§ **GIVEN INSTRUCTION**: Set down the whole listing verbatim.

§ **DATA EXTRACT**:
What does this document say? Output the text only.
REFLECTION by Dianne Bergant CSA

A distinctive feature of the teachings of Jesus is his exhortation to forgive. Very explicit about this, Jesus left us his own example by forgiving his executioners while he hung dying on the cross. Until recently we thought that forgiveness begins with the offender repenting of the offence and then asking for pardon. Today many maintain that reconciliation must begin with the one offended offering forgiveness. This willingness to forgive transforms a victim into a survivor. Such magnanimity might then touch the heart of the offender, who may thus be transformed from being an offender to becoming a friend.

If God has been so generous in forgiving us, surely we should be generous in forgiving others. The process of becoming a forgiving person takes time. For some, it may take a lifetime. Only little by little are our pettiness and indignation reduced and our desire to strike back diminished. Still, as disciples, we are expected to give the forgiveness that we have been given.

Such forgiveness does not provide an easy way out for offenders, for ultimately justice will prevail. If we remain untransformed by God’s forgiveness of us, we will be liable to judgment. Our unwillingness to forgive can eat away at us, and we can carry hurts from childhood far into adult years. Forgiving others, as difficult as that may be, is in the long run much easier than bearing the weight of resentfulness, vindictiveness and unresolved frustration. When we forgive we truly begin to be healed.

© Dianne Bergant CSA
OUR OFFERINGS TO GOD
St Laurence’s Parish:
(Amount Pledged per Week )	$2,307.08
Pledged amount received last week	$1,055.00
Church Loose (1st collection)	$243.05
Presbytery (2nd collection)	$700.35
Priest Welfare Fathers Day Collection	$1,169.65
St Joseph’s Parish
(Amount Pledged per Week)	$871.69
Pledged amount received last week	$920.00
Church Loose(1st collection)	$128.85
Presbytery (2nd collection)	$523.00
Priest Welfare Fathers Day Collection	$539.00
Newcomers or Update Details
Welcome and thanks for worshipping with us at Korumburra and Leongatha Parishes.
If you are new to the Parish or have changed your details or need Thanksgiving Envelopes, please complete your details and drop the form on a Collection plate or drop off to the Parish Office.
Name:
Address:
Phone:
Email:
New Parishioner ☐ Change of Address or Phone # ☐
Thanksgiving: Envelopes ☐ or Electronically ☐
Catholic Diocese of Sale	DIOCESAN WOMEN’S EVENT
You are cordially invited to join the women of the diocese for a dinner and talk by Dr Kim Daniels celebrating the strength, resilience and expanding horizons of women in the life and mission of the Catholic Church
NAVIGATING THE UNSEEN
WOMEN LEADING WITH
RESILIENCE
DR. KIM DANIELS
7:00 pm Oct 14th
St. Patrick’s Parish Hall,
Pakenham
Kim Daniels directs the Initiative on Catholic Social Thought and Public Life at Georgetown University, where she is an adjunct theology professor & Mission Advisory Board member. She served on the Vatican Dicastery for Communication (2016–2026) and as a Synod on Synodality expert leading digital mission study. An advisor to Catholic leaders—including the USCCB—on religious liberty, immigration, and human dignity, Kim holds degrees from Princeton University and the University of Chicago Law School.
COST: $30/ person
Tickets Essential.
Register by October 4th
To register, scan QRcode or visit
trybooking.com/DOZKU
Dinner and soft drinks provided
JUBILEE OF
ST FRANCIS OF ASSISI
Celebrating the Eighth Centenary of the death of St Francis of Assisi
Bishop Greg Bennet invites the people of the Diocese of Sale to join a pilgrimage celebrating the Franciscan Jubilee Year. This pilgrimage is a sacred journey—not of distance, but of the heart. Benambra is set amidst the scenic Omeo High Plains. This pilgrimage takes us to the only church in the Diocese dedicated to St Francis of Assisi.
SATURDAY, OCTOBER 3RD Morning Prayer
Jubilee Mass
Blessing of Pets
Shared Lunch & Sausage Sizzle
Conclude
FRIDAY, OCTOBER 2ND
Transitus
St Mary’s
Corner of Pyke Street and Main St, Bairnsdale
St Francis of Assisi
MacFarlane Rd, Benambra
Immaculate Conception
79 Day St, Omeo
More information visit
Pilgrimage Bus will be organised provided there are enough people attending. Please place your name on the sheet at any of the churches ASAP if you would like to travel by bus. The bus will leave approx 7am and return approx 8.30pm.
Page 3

§ **SOLVED PROBLEM**:
What does this document say? Output the text only.
REFLECTION by Dianne Bergant CSA

A distinctive feature of the teachings of Jesus is his exhortation to forgive. Very explicit about this, Jesus left us his own example by forgiving his executioners while he hung dying on the cross. Until recently we thought that forgiveness begins with the offender repenting of the offence and then asking for pardon. Today many maintain that reconciliation must begin with the one offended offering forgiveness. This willingness to forgive transforms a victim into a survivor. Such magnanimity might then touch the heart of the offender, who may thus be transformed from being an offender to becoming a friend.

If God has been so generous in forgiving us, surely we should be generous in forgiving others. The process of becoming a forgiving person takes time. For some, it may take a lifetime. Only little by little are our pettiness and indignation reduced and our desire to strike back diminished. Still, as disciples, we are expected to give the forgiveness that we have been given.

Such forgiveness does not provide an easy way out for offenders, for ultimately justice will prevail. If we remain untransformed by God’s forgiveness of us, we will be liable to judgment. Our unwillingness to forgive can eat away at us, and we can carry hurts from childhood far into adult years. Forgiving others, as difficult as that may be, is in the long run much easier than bearing the weight of resentfulness, vindictiveness and unresolved frustration. When we forgive we truly begin to be healed.

© Dianne Bergant CSA
OUR OFFERINGS TO GOD
St Laurence’s Parish:
(Amount Pledged per Week )	$2,307.08
Pledged amount received last week	$1,055.00
Church Loose (1st collection)	$243.05
Presbytery (2nd collection)	$700.35
Priest Welfare Fathers Day Collection	$1,169.65
St Joseph’s Parish
(Amount Pledged per Week)	$871.69
Pledged amount received last week	$920.00
Church Loose(1st collection)	$128.85
Presbytery (2nd collection)	$523.00
Priest Welfare Fathers Day Collection	$539.00
Newcomers or Update Details
Welcome and thanks for worshipping with us at Korumburra and Leongatha Parishes.
If you are new to the Parish or have changed your details or need Thanksgiving Envelopes, please complete your details and drop the form on a Collection plate or drop off to the Parish Office.
Name:
Address:
Phone:
Email:
New Parishioner ☐ Change of Address or Phone # ☐
Thanksgiving: Envelopes ☐ or Electronically ☐
Catholic Diocese of Sale	DIOCESAN WOMEN’S EVENT
You are cordially invited to join the women of the diocese for a dinner and talk by Dr Kim Daniels celebrating the strength, resilience and expanding horizons of women in the life and mission of the Catholic Church
NAVIGATING THE UNSEEN
WOMEN LEADING WITH
RESILIENCE
DR. KIM DANIELS
7:00 pm Oct 14th
St. Patrick’s Parish Hall,
Pakenham
Kim Daniels directs the Initiative on Catholic Social Thought and Public Life at Georgetown University, where she is an adjunct theology professor & Mission Advisory Board member. She served on the Vatican Dicastery for Communication (2016–2026) and as a Synod on Synodality expert leading digital mission study. An advisor to Catholic leaders—including the USCCB—on religious liberty, immigration, and human dignity, Kim holds degrees from Princeton University and the University of Chicago Law School.
COST: $30/ person
Tickets Essential.
Register by October 4th
To register, scan QRcode or visit
trybooking.com/DOZKU
Dinner and soft drinks provided
JUBILEE OF
ST FRANCIS OF ASSISI
Celebrating the Eighth Centenary of the death of St Francis of Assisi
Bishop Greg Bennet invites the people of the Diocese of Sale to join a pilgrimage celebrating the Franciscan Jubilee Year. This pilgrimage is a sacred journey—not of distance, but of the heart. Benambra is set amidst the scenic Omeo High Plains. This pilgrimage takes us to the only church in the Diocese dedicated to St Francis of Assisi.
SATURDAY, OCTOBER 3RD Morning Prayer
Jubilee Mass
Blessing of Pets
Shared Lunch & Sausage Sizzle
Conclude
FRIDAY, OCTOBER 2ND
Transitus
St Mary’s
Corner of Pyke Street and Main St, Bairnsdale
St Francis of Assisi
MacFarlane Rd, Benambra
Immaculate Conception
79 Day St, Omeo
More information visit
Pilgrimage Bus will be organised provided there are enough people attending. Please place your name on the sheet at any of the churches ASAP if you would like to travel by bus. The bus will leave approx 7am and return approx 8.30pm.
Page 3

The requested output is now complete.